• _WHAT IS REQUIRED_
Pictures stay out of your copy, but everything else in the records below must be repeated exactly.

• _EXERCISE INPUT_
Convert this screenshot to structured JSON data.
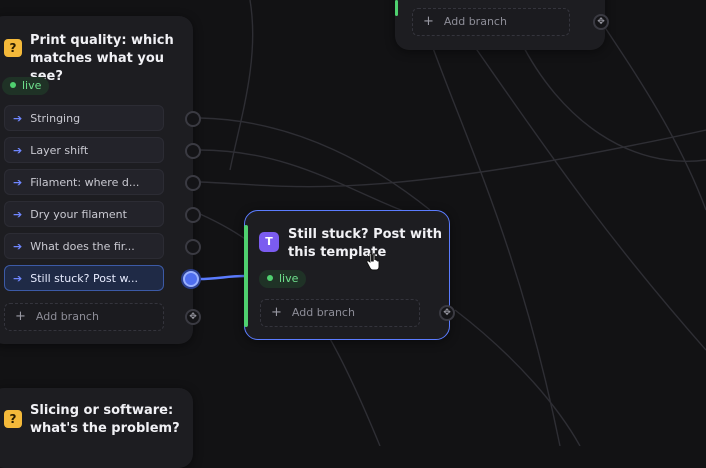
{
  "top_card": {
    "add_branch_label": "Add branch"
  },
  "print_card": {
    "badge": "?",
    "title_line1": "Print quality: which",
    "title_line2": "matches what you see?",
    "status": "live",
    "branches": [
      {
        "label": "Stringing"
      },
      {
        "label": "Layer shift"
      },
      {
        "label": "Filament: where d..."
      },
      {
        "label": "Dry your filament"
      },
      {
        "label": "What does the fir..."
      },
      {
        "label": "Still stuck? Post w..."
      }
    ],
    "add_branch_label": "Add branch"
  },
  "stuck_card": {
    "badge": "T",
    "title_line1": "Still stuck? Post with",
    "title_line2": "this template",
    "status": "live",
    "add_branch_label": "Add branch"
  },
  "slicing_card": {
    "badge": "?",
    "title_line1": "Slicing or software:",
    "title_line2": "what's the problem?"
  },
  "colors": {
    "accent_blue": "#4f6ef0",
    "live_green": "#4fd06f",
    "question_badge": "#f4b93a",
    "template_badge": "#7b5cf0"
  }
}
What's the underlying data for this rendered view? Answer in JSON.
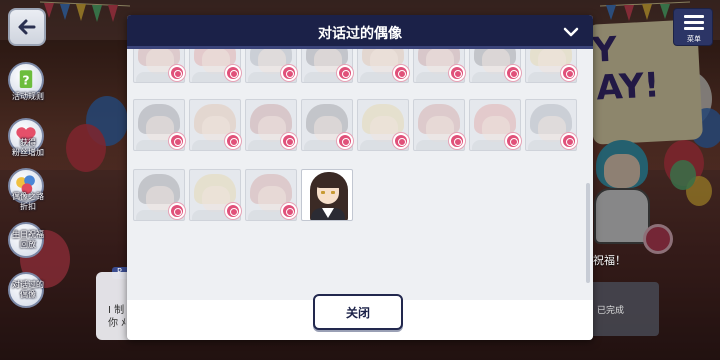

• _ANSWER_
Convert this screenshot to structured JSON data.
{
  "top_card": {
    "add_branch_label": "Add branch"
  },
  "print_card": {
    "badge": "?",
    "title_line1": "Print quality: which",
    "title_line2": "matches what you see?",
    "status": "live",
    "branches": [
      {
        "label": "Stringing"
      },
      {
        "label": "Layer shift"
      },
      {
        "label": "Filament: where d..."
      },
      {
        "label": "Dry your filament"
      },
      {
        "label": "What does the fir..."
      },
      {
        "label": "Still stuck? Post w..."
      }
    ],
    "add_branch_label": "Add branch"
  },
  "stuck_card": {
    "badge": "T",
    "title_line1": "Still stuck? Post with",
    "title_line2": "this template",
    "status": "live",
    "add_branch_label": "Add branch"
  },
  "slicing_card": {
    "badge": "?",
    "title_line1": "Slicing or software:",
    "title_line2": "what's the problem?"
  },
  "colors": {
    "accent_blue": "#4f6ef0",
    "live_green": "#4fd06f",
    "question_badge": "#f4b93a",
    "template_badge": "#7b5cf0"
  }
}
What's the underlying data for this rendered view? Answer in JSON.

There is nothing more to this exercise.